*WORK TO BE COMPLETED*: Convert the data, from its first line through the line containing "y2-tick-label: 0 — [972, 382, 980, 399]", into a JSON list of strings with one string per line, omitting any blank lines.

.....

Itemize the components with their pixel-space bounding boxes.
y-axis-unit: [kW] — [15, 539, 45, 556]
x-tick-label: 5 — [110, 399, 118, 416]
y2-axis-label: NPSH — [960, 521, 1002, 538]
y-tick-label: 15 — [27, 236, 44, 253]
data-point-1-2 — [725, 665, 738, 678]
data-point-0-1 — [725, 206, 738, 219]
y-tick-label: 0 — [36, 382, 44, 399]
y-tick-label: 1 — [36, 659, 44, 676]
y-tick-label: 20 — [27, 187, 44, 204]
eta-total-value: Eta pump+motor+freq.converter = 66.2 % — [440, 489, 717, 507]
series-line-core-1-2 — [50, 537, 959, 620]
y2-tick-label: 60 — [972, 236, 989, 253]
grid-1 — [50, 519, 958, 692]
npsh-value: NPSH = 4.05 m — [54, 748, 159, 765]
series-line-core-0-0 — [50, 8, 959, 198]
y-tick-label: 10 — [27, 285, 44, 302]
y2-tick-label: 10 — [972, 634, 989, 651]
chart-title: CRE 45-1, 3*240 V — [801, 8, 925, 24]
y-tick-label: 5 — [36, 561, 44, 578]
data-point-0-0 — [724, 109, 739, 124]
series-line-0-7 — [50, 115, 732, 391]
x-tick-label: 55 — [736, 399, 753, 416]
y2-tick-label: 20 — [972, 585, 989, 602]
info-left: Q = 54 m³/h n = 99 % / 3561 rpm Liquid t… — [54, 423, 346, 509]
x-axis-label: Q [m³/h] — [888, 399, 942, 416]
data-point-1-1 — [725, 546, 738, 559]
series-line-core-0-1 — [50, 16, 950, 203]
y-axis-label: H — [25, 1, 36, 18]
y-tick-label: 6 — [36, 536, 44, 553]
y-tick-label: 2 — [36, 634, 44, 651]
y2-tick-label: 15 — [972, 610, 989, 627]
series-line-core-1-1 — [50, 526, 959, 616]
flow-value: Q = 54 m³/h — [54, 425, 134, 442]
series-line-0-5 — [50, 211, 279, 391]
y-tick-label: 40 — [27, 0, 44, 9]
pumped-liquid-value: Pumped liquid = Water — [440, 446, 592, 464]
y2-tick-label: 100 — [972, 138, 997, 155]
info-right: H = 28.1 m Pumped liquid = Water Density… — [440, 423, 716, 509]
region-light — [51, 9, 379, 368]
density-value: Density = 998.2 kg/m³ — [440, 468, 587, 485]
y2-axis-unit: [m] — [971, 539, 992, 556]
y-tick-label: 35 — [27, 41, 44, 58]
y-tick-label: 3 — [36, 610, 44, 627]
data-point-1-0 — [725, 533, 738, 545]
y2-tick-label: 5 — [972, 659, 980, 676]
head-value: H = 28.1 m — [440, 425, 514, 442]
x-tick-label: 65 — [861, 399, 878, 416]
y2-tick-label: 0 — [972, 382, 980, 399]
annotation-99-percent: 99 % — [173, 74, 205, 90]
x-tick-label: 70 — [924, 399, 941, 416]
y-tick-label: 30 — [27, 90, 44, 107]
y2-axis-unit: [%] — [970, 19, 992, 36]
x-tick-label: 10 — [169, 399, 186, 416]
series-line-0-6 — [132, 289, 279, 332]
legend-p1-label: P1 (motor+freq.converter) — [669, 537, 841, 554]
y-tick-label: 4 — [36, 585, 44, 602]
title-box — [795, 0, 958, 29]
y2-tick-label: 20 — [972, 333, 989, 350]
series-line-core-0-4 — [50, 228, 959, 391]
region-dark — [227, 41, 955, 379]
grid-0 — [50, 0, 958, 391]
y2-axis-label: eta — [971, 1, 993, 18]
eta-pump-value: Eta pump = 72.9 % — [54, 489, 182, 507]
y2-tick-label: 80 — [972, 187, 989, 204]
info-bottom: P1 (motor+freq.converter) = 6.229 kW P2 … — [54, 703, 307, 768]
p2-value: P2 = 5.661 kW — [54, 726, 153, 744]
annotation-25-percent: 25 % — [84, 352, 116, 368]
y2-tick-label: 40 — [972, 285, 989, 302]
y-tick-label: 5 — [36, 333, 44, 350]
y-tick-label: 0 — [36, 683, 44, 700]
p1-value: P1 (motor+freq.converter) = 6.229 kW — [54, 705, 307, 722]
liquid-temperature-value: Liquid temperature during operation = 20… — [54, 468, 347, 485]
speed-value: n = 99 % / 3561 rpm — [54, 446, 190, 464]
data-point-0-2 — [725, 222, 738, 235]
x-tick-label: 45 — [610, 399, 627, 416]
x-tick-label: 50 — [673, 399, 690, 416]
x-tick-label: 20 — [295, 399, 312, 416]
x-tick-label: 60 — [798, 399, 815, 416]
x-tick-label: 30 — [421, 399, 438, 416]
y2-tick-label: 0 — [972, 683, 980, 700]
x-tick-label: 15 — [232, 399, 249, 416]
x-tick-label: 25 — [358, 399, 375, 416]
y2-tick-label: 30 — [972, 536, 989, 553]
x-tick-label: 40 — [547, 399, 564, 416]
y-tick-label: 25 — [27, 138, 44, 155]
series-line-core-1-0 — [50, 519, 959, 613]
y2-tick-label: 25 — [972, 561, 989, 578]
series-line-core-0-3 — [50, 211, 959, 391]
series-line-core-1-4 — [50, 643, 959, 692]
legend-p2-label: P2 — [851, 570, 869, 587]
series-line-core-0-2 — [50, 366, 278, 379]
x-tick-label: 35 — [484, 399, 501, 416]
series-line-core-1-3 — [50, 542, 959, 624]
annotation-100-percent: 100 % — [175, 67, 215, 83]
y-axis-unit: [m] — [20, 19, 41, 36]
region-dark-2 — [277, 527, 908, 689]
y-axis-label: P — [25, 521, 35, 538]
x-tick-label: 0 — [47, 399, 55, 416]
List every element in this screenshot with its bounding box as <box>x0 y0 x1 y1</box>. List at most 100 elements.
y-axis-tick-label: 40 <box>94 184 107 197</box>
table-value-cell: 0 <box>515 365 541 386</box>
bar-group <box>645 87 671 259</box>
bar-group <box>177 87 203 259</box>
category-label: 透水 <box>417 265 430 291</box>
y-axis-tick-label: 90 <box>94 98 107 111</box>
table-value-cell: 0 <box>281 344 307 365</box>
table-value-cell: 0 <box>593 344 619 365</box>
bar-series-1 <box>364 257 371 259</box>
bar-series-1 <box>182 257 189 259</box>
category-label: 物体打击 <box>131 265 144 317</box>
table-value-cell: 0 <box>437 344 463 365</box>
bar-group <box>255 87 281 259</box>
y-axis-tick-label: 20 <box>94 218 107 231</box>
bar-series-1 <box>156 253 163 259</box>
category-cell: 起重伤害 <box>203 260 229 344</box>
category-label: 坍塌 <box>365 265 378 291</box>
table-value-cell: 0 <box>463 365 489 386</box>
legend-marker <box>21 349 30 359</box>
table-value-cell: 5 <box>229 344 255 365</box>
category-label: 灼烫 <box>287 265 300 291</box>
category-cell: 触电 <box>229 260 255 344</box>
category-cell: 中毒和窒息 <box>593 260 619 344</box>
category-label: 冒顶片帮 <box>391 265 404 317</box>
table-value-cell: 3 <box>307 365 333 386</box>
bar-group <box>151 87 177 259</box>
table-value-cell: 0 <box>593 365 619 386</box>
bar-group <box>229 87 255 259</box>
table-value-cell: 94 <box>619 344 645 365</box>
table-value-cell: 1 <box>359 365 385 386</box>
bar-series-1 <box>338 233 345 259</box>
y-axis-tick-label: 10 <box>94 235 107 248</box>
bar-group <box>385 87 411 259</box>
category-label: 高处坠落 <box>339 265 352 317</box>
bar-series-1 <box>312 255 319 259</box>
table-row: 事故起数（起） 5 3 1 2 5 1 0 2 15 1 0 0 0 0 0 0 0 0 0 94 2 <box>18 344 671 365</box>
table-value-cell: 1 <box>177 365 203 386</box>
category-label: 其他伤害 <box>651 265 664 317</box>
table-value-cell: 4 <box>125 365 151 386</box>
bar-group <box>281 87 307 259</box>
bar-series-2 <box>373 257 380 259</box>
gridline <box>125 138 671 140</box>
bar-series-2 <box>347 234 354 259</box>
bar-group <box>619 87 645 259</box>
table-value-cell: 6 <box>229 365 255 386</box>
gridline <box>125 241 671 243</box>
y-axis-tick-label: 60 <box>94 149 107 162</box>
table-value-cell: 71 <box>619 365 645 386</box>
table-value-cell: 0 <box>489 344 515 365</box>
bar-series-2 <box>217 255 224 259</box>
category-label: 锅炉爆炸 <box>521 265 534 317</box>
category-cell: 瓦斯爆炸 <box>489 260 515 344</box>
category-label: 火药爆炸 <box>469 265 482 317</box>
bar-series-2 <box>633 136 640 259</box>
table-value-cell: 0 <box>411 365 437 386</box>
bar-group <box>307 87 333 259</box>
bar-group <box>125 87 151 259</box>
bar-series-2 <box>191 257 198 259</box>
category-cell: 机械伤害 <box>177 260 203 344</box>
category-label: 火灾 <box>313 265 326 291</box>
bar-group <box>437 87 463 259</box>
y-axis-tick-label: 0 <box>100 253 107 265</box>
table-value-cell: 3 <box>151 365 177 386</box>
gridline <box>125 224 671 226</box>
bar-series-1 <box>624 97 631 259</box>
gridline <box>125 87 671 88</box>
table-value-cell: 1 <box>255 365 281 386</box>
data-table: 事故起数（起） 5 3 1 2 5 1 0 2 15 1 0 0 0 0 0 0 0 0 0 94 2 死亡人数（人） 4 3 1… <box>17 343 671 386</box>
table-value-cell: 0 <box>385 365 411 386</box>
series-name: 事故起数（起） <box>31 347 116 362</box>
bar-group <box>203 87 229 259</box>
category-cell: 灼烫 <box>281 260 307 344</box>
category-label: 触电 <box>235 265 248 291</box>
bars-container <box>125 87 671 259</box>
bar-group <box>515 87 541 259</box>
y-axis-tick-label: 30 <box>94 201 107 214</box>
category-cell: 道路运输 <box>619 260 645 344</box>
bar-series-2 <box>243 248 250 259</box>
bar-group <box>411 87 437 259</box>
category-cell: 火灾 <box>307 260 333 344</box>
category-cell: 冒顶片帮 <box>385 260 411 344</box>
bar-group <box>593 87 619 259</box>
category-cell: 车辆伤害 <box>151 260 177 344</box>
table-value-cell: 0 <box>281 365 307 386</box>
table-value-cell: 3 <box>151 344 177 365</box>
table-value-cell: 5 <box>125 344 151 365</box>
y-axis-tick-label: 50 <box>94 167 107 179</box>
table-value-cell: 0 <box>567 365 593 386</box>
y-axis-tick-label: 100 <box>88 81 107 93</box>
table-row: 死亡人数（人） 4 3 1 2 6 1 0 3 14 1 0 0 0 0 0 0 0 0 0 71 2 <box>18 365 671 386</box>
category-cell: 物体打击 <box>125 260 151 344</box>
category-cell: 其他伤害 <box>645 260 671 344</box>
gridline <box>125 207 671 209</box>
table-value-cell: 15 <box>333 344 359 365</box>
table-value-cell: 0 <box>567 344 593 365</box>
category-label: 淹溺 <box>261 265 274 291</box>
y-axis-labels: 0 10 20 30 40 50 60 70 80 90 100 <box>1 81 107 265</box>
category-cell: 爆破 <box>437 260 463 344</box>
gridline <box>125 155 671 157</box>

.....

*RIGHT ANSWER*:
[
  "Itemize the components with their pixel-space bounding boxes.",
  "y-axis-unit: [kW] — [15, 539, 45, 556]",
  "x-tick-label: 5 — [110, 399, 118, 416]",
  "y2-axis-label: NPSH — [960, 521, 1002, 538]",
  "y-tick-label: 15 — [27, 236, 44, 253]",
  "data-point-1-2 — [725, 665, 738, 678]",
  "data-point-0-1 — [725, 206, 738, 219]",
  "y-tick-label: 0 — [36, 382, 44, 399]",
  "y-tick-label: 1 — [36, 659, 44, 676]",
  "y-tick-label: 20 — [27, 187, 44, 204]",
  "eta-total-value: Eta pump+motor+freq.converter = 66.2 % — [440, 489, 717, 507]",
  "series-line-core-1-2 — [50, 537, 959, 620]",
  "y2-tick-label: 60 — [972, 236, 989, 253]",
  "grid-1 — [50, 519, 958, 692]",
  "npsh-value: NPSH = 4.05 m — [54, 748, 159, 765]",
  "series-line-core-0-0 — [50, 8, 959, 198]",
  "y-tick-label: 10 — [27, 285, 44, 302]",
  "y2-tick-label: 10 — [972, 634, 989, 651]",
  "chart-title: CRE 45-1, 3*240 V — [801, 8, 925, 24]",
  "y-tick-label: 5 — [36, 561, 44, 578]",
  "data-point-0-0 — [724, 109, 739, 124]",
  "series-line-0-7 — [50, 115, 732, 391]",
  "x-tick-label: 55 — [736, 399, 753, 416]",
  "y2-tick-label: 20 — [972, 585, 989, 602]",
  "info-left: Q = 54 m³/h n = 99 % / 3561 rpm Liquid t… — [54, 423, 346, 509]",
  "x-axis-label: Q [m³/h] — [888, 399, 942, 416]",
  "data-point-1-1 — [725, 546, 738, 559]",
  "series-line-core-0-1 — [50, 16, 950, 203]",
  "y-axis-label: H — [25, 1, 36, 18]",
  "y-tick-label: 6 — [36, 536, 44, 553]",
  "y-tick-label: 2 — [36, 634, 44, 651]",
  "y2-tick-label: 15 — [972, 610, 989, 627]",
  "series-line-core-1-1 — [50, 526, 959, 616]",
  "flow-value: Q = 54 m³/h — [54, 425, 134, 442]",
  "series-line-0-5 — [50, 211, 279, 391]",
  "y-tick-label: 40 — [27, 0, 44, 9]",
  "pumped-liquid-value: Pumped liquid = Water — [440, 446, 592, 464]",
  "y2-tick-label: 100 — [972, 138, 997, 155]",
  "info-right: H = 28.1 m Pumped liquid = Water Density… — [440, 423, 716, 509]",
  "region-light — [51, 9, 379, 368]",
  "density-value: Density = 998.2 kg/m³ — [440, 468, 587, 485]",
  "y2-axis-unit: [m] — [971, 539, 992, 556]",
  "y-tick-label: 35 — [27, 41, 44, 58]",
  "y-tick-label: 3 — [36, 610, 44, 627]",
  "data-point-1-0 — [725, 533, 738, 545]",
  "y2-tick-label: 5 — [972, 659, 980, 676]",
  "head-value: H = 28.1 m — [440, 425, 514, 442]",
  "x-tick-label: 65 — [861, 399, 878, 416]",
  "y2-tick-label: 0 — [972, 382, 980, 399]"
]